» Dataset rows about figures
____________

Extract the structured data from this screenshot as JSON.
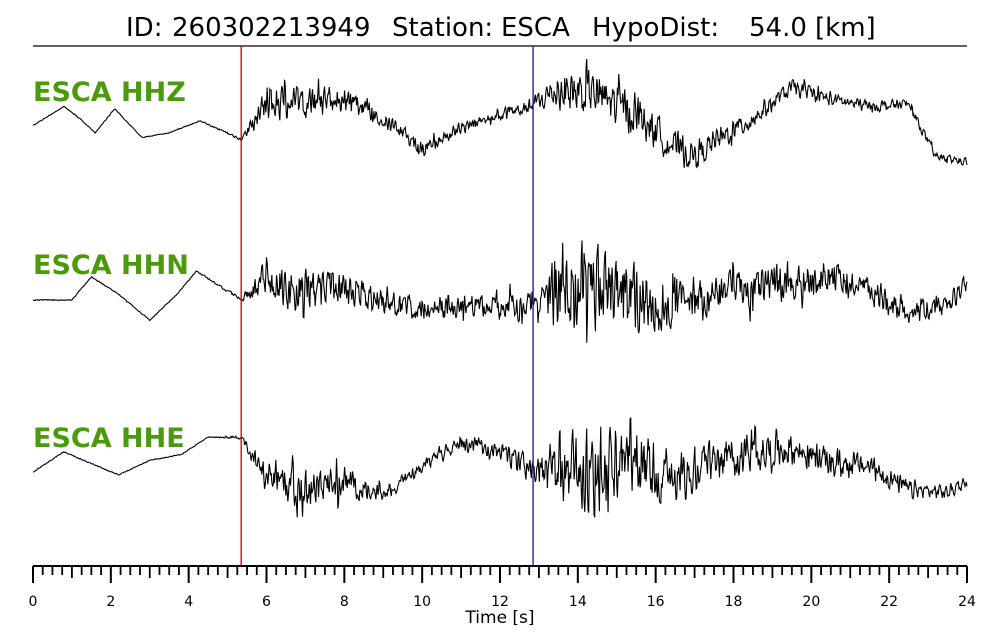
{
  "chart_data": {
    "type": "line",
    "title": {
      "id_label": "ID:",
      "id_value": "260302213949",
      "station_label": "Station:",
      "station_value": "ESCA",
      "dist_label": "HypoDist:",
      "dist_value": "54.0",
      "dist_unit": "[km]"
    },
    "xlabel": "Time [s]",
    "xlim": [
      0,
      24
    ],
    "x_major_ticks": [
      0,
      2,
      4,
      6,
      8,
      10,
      12,
      14,
      16,
      18,
      20,
      22,
      24
    ],
    "x_tick_labels": [
      "0",
      "2",
      "4",
      "6",
      "8",
      "10",
      "12",
      "14",
      "16",
      "18",
      "20",
      "22",
      "24"
    ],
    "x_minor_tick_step": 0.25,
    "picks": [
      {
        "phase": "P",
        "time": 5.35,
        "color": "#e8000b"
      },
      {
        "phase": "S",
        "time": 12.85,
        "color": "#1f1fb4"
      }
    ],
    "label_color": "#4b9a0c",
    "trace_color": "#000000",
    "series": [
      {
        "name": "ESCA HHZ",
        "t": [
          0,
          0.8,
          1.2,
          1.6,
          2.1,
          2.8,
          3.5,
          4.3,
          5.35,
          6.0,
          7.0,
          8.0,
          9.0,
          10.0,
          11.0,
          12.0,
          12.8,
          13.5,
          14.5,
          15.5,
          16.5,
          17.0,
          17.5,
          18.5,
          19.5,
          20.5,
          21.5,
          22.5,
          23.2,
          24
        ],
        "base": [
          0.05,
          0.45,
          0.2,
          -0.1,
          0.4,
          -0.2,
          -0.1,
          0.15,
          -0.25,
          0.55,
          0.5,
          0.65,
          0.2,
          -0.45,
          0.0,
          0.25,
          0.45,
          0.8,
          0.7,
          0.3,
          -0.4,
          -0.6,
          -0.3,
          0.2,
          0.85,
          0.6,
          0.45,
          0.5,
          -0.6,
          -0.7
        ],
        "amp": [
          0.01,
          0.01,
          0.01,
          0.01,
          0.01,
          0.01,
          0.01,
          0.01,
          0.04,
          0.45,
          0.4,
          0.3,
          0.22,
          0.18,
          0.15,
          0.15,
          0.18,
          0.55,
          0.6,
          0.5,
          0.4,
          0.35,
          0.3,
          0.25,
          0.2,
          0.18,
          0.15,
          0.12,
          0.1,
          0.1
        ]
      },
      {
        "name": "ESCA HHN",
        "t": [
          0,
          1.0,
          1.5,
          2.2,
          3.0,
          3.7,
          4.2,
          5.35,
          6.0,
          6.5,
          7.5,
          8.5,
          9.5,
          10.5,
          11.5,
          12.5,
          12.9,
          13.5,
          14.5,
          15.5,
          16.5,
          17.5,
          18.5,
          19.5,
          20.5,
          21.5,
          22.5,
          23.5,
          24
        ],
        "base": [
          0.0,
          0.0,
          0.4,
          0.1,
          -0.35,
          0.1,
          0.5,
          0.0,
          0.4,
          0.2,
          0.2,
          0.1,
          -0.1,
          -0.15,
          -0.1,
          -0.1,
          0.0,
          0.3,
          0.2,
          0.0,
          -0.05,
          0.1,
          0.2,
          0.3,
          0.4,
          0.15,
          -0.2,
          -0.1,
          0.3
        ],
        "amp": [
          0.01,
          0.01,
          0.01,
          0.01,
          0.01,
          0.01,
          0.01,
          0.04,
          0.4,
          0.55,
          0.4,
          0.3,
          0.25,
          0.25,
          0.25,
          0.3,
          0.3,
          0.8,
          0.85,
          0.7,
          0.5,
          0.45,
          0.45,
          0.4,
          0.35,
          0.3,
          0.25,
          0.2,
          0.2
        ]
      },
      {
        "name": "ESCA HHE",
        "t": [
          0,
          0.8,
          1.3,
          2.2,
          3.0,
          3.8,
          4.5,
          5.35,
          6.0,
          7.0,
          8.0,
          9.0,
          10.0,
          11.0,
          12.0,
          12.9,
          13.5,
          14.5,
          15.5,
          16.5,
          17.5,
          18.5,
          19.5,
          20.5,
          21.5,
          22.5,
          23.5,
          24
        ],
        "base": [
          0.0,
          0.35,
          0.2,
          -0.05,
          0.2,
          0.3,
          0.6,
          0.6,
          -0.1,
          -0.3,
          -0.2,
          -0.4,
          0.1,
          0.5,
          0.35,
          0.0,
          0.0,
          0.0,
          0.2,
          -0.1,
          0.25,
          0.35,
          0.4,
          0.15,
          0.1,
          -0.3,
          -0.35,
          -0.15
        ],
        "amp": [
          0.01,
          0.01,
          0.01,
          0.01,
          0.01,
          0.01,
          0.01,
          0.04,
          0.35,
          0.45,
          0.3,
          0.15,
          0.15,
          0.15,
          0.2,
          0.25,
          0.8,
          0.9,
          0.85,
          0.5,
          0.45,
          0.4,
          0.35,
          0.3,
          0.25,
          0.2,
          0.15,
          0.15
        ]
      }
    ]
  }
}
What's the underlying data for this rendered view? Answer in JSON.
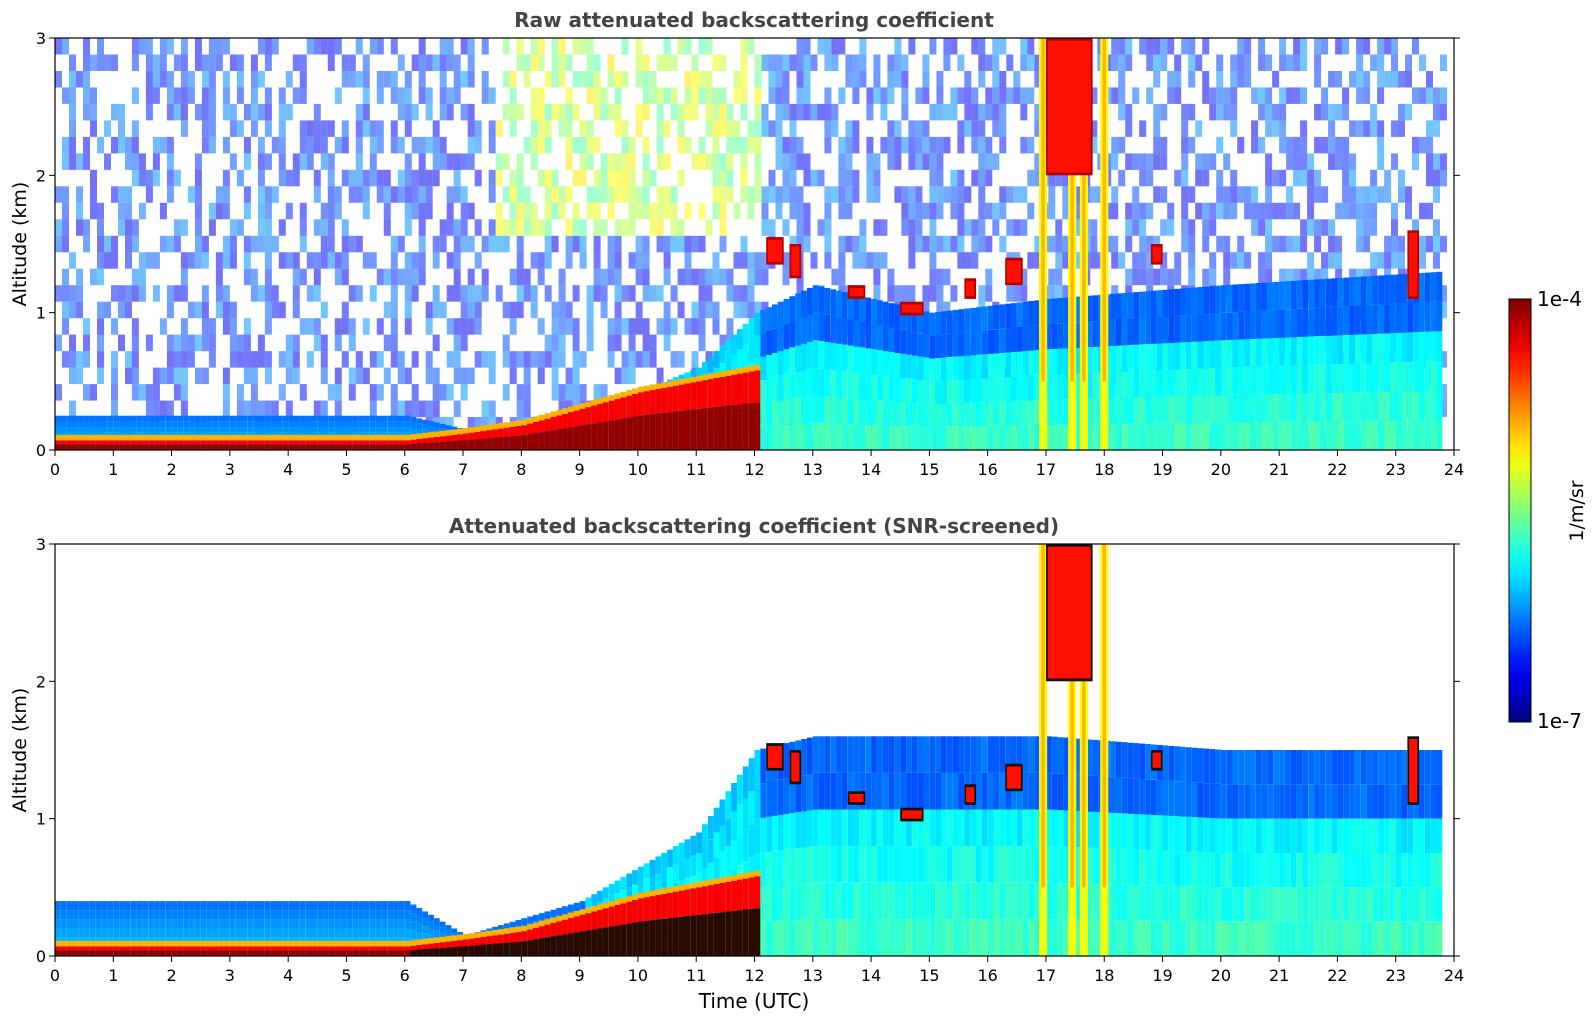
{
  "chart_data": [
    {
      "type": "heatmap",
      "title": "Raw attenuated backscattering coefficient",
      "xlabel": "",
      "ylabel": "Altitude (km)",
      "xlim": [
        0,
        24
      ],
      "ylim": [
        0,
        3
      ],
      "xticks": [
        "0",
        "1",
        "2",
        "3",
        "4",
        "5",
        "6",
        "7",
        "8",
        "9",
        "10",
        "11",
        "12",
        "13",
        "14",
        "15",
        "16",
        "17",
        "18",
        "19",
        "20",
        "21",
        "22",
        "23",
        "24"
      ],
      "yticks": [
        "0",
        "1",
        "2",
        "3"
      ],
      "colorscale": "jet",
      "data_end_hour": 23.8,
      "features": {
        "surface_layer": {
          "t": [
            0,
            6,
            7,
            8,
            9,
            10,
            11,
            12
          ],
          "z_km": [
            0.07,
            0.07,
            0.12,
            0.18,
            0.3,
            0.42,
            0.5,
            0.58
          ]
        },
        "mixed_layer_top": {
          "t": [
            0,
            6,
            7,
            9,
            11,
            12,
            13,
            15,
            17,
            20,
            23.8
          ],
          "z_km": [
            0.25,
            0.25,
            0.15,
            0.25,
            0.6,
            1.0,
            1.2,
            1.0,
            1.1,
            1.2,
            1.3
          ]
        },
        "clouds": [
          {
            "t0": 12.2,
            "t1": 12.5,
            "z0": 1.35,
            "z1": 1.55
          },
          {
            "t0": 12.6,
            "t1": 12.8,
            "z0": 1.25,
            "z1": 1.5
          },
          {
            "t0": 13.6,
            "t1": 13.9,
            "z0": 1.1,
            "z1": 1.2
          },
          {
            "t0": 14.5,
            "t1": 14.9,
            "z0": 0.98,
            "z1": 1.08
          },
          {
            "t0": 15.6,
            "t1": 15.8,
            "z0": 1.1,
            "z1": 1.25
          },
          {
            "t0": 16.3,
            "t1": 16.6,
            "z0": 1.2,
            "z1": 1.4
          },
          {
            "t0": 17.0,
            "t1": 17.8,
            "z0": 2.0,
            "z1": 3.0
          },
          {
            "t0": 18.8,
            "t1": 19.0,
            "z0": 1.35,
            "z1": 1.5
          },
          {
            "t0": 23.2,
            "t1": 23.4,
            "z0": 1.1,
            "z1": 1.6
          }
        ],
        "precip_columns": [
          16.95,
          17.45,
          17.65,
          18.0
        ],
        "screened": false
      }
    },
    {
      "type": "heatmap",
      "title": "Attenuated backscattering coefficient (SNR-screened)",
      "xlabel": "Time (UTC)",
      "ylabel": "Altitude (km)",
      "xlim": [
        0,
        24
      ],
      "ylim": [
        0,
        3
      ],
      "xticks": [
        "0",
        "1",
        "2",
        "3",
        "4",
        "5",
        "6",
        "7",
        "8",
        "9",
        "10",
        "11",
        "12",
        "13",
        "14",
        "15",
        "16",
        "17",
        "18",
        "19",
        "20",
        "21",
        "22",
        "23",
        "24"
      ],
      "yticks": [
        "0",
        "1",
        "2",
        "3"
      ],
      "colorscale": "jet",
      "data_end_hour": 23.8,
      "features": {
        "surface_layer": {
          "t": [
            0,
            6,
            7,
            8,
            9,
            10,
            11,
            12
          ],
          "z_km": [
            0.07,
            0.07,
            0.12,
            0.18,
            0.3,
            0.42,
            0.5,
            0.58
          ]
        },
        "mixed_layer_top": {
          "t": [
            0,
            6,
            7,
            9,
            11,
            12,
            13,
            15,
            17,
            20,
            23.8
          ],
          "z_km": [
            0.4,
            0.4,
            0.15,
            0.4,
            0.9,
            1.5,
            1.6,
            1.6,
            1.6,
            1.5,
            1.5
          ]
        },
        "clouds": [
          {
            "t0": 12.2,
            "t1": 12.5,
            "z0": 1.35,
            "z1": 1.55
          },
          {
            "t0": 12.6,
            "t1": 12.8,
            "z0": 1.25,
            "z1": 1.5
          },
          {
            "t0": 13.6,
            "t1": 13.9,
            "z0": 1.1,
            "z1": 1.2
          },
          {
            "t0": 14.5,
            "t1": 14.9,
            "z0": 0.98,
            "z1": 1.08
          },
          {
            "t0": 15.6,
            "t1": 15.8,
            "z0": 1.1,
            "z1": 1.25
          },
          {
            "t0": 16.3,
            "t1": 16.6,
            "z0": 1.2,
            "z1": 1.4
          },
          {
            "t0": 17.0,
            "t1": 17.8,
            "z0": 2.0,
            "z1": 3.0
          },
          {
            "t0": 18.8,
            "t1": 19.0,
            "z0": 1.35,
            "z1": 1.5
          },
          {
            "t0": 23.2,
            "t1": 23.4,
            "z0": 1.1,
            "z1": 1.6
          }
        ],
        "precip_columns": [
          16.95,
          17.45,
          17.65,
          18.0
        ],
        "screened": true
      }
    }
  ],
  "colorbar": {
    "label": "1/m/sr",
    "max_label": "1e-4",
    "min_label": "1e-7",
    "scale": "log",
    "range": [
      1e-07,
      0.0001
    ]
  }
}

____________

» Instructions for the task
Find all lines with "backscattering" in them and copy each one.

» Output of the exercise
      "title": "Raw attenuated backscattering coefficient",
      "title": "Attenuated backscattering coefficient (SNR-screened)",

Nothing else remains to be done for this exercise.